● **EXCERPTED RECORDS**:
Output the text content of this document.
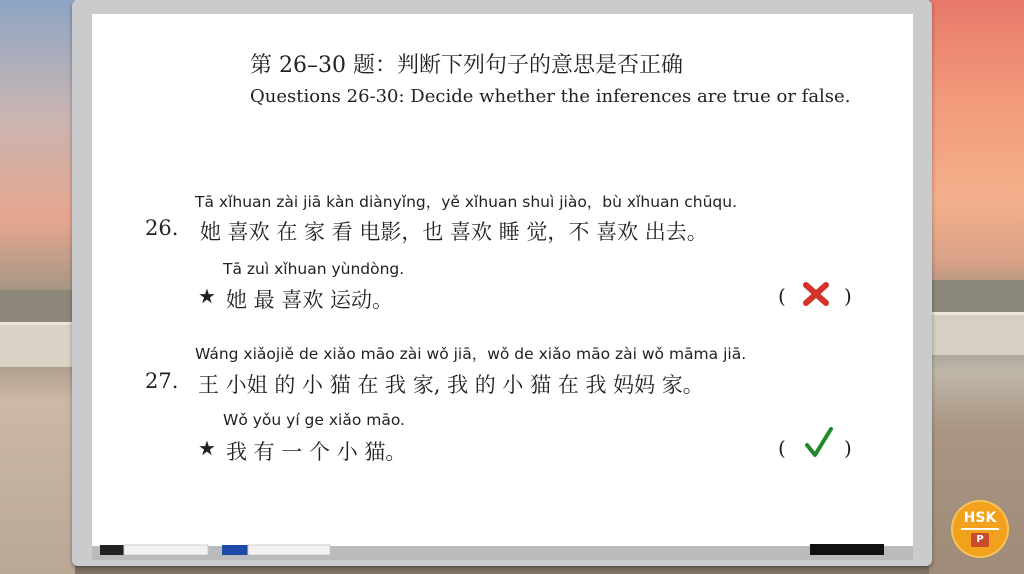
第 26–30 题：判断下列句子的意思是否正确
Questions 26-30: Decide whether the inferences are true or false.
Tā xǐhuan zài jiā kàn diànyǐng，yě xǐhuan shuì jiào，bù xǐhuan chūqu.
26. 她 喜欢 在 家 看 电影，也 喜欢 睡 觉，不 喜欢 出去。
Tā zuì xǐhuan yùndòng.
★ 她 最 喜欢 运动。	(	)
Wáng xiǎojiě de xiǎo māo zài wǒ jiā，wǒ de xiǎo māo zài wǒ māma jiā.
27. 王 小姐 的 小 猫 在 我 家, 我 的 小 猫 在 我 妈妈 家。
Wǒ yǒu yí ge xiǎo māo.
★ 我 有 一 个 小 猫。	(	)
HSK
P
* * *
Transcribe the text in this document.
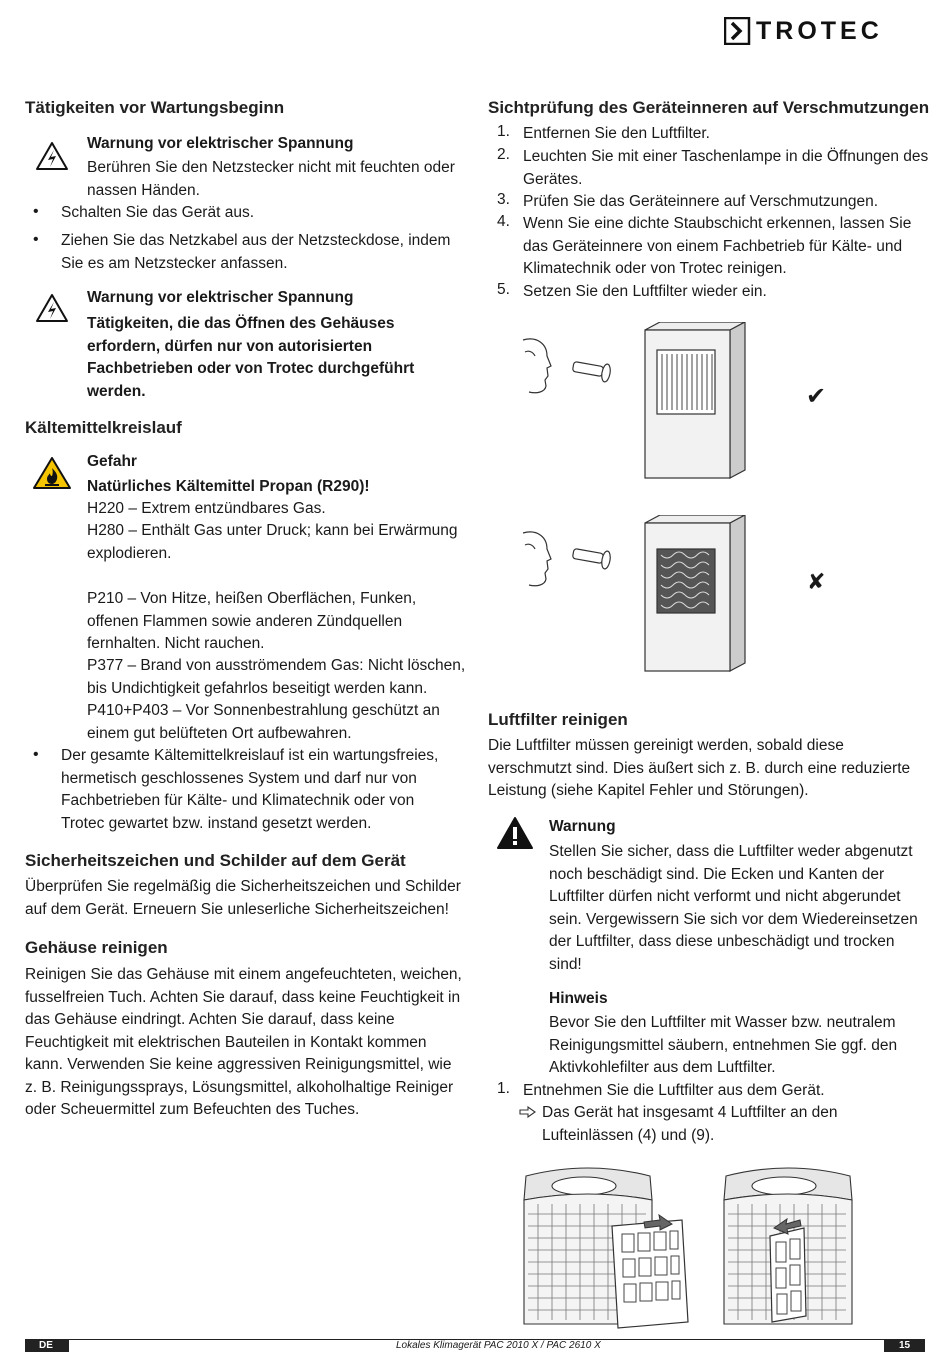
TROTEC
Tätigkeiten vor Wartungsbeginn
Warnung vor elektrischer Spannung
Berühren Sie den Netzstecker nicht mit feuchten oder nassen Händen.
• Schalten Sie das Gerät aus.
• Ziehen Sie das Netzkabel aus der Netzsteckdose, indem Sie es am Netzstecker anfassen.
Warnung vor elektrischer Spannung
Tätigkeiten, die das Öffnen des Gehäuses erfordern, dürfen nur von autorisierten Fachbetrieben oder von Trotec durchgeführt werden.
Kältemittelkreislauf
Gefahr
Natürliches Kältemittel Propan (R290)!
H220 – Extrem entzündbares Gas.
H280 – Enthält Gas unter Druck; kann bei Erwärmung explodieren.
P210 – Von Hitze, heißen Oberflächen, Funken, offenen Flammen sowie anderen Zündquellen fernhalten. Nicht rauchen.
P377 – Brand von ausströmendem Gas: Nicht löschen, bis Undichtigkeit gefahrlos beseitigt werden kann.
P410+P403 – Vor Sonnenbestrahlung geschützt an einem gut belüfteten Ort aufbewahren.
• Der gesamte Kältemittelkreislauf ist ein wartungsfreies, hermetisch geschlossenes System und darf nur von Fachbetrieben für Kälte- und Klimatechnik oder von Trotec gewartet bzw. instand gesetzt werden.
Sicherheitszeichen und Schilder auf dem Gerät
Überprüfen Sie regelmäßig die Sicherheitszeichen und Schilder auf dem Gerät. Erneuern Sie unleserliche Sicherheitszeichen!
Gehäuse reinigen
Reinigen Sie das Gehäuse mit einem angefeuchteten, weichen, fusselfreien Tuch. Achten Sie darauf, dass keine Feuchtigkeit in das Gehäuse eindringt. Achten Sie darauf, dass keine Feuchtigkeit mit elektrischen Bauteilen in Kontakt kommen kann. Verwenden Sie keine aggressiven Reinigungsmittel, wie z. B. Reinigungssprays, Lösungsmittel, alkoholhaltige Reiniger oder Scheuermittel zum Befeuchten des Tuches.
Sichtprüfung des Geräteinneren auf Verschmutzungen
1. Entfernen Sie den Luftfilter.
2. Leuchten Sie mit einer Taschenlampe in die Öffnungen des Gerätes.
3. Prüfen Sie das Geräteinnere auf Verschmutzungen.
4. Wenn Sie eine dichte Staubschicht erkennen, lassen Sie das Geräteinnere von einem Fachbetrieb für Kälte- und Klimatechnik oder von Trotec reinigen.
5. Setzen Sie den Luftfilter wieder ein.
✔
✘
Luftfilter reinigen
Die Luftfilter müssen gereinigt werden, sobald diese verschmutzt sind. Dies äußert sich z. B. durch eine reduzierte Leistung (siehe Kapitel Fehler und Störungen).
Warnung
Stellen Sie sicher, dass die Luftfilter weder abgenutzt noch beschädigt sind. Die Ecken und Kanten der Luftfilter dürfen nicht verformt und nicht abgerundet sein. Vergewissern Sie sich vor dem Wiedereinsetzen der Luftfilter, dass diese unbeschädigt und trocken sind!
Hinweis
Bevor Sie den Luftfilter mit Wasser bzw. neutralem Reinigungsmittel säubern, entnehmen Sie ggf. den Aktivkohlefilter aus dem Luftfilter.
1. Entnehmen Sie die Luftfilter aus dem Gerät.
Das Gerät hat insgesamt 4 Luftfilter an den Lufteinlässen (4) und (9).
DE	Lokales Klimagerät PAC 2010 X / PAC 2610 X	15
---
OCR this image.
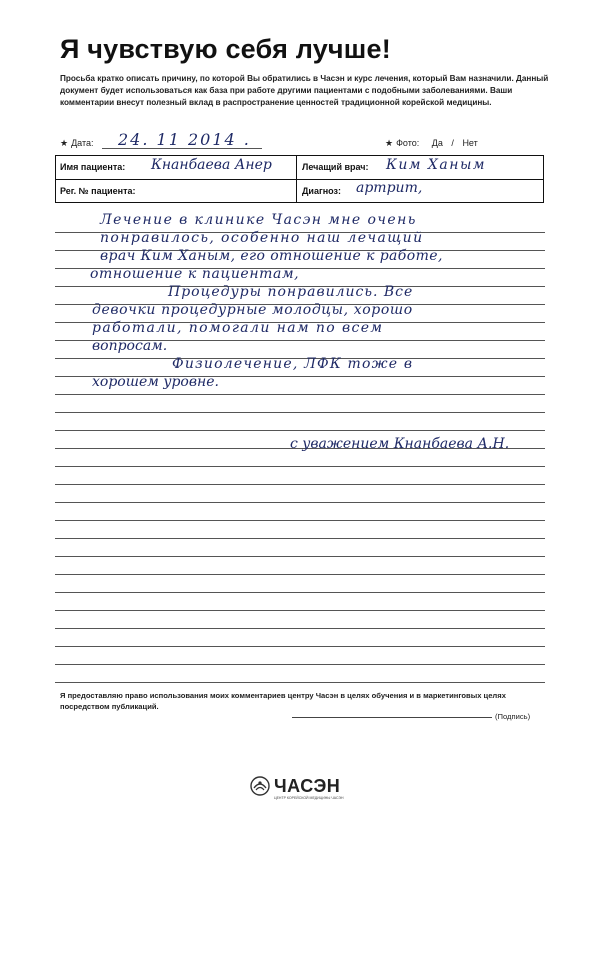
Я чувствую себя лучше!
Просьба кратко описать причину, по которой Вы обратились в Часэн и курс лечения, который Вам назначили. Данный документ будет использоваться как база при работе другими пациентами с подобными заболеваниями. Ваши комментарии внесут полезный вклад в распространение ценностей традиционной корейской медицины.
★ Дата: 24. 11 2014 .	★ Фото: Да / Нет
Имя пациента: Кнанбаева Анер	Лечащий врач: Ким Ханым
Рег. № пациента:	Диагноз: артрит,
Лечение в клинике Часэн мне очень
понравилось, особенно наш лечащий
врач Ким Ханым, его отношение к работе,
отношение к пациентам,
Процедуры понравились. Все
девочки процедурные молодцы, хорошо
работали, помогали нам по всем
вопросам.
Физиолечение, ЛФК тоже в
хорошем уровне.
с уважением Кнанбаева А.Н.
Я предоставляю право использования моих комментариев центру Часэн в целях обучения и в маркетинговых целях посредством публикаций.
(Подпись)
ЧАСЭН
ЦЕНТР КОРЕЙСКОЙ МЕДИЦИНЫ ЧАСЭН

● **YOUR TASK**:
What is the number of lines above that hold the string "diese"? Answer with that number alone.

● **WRITTEN ANSWER**:
2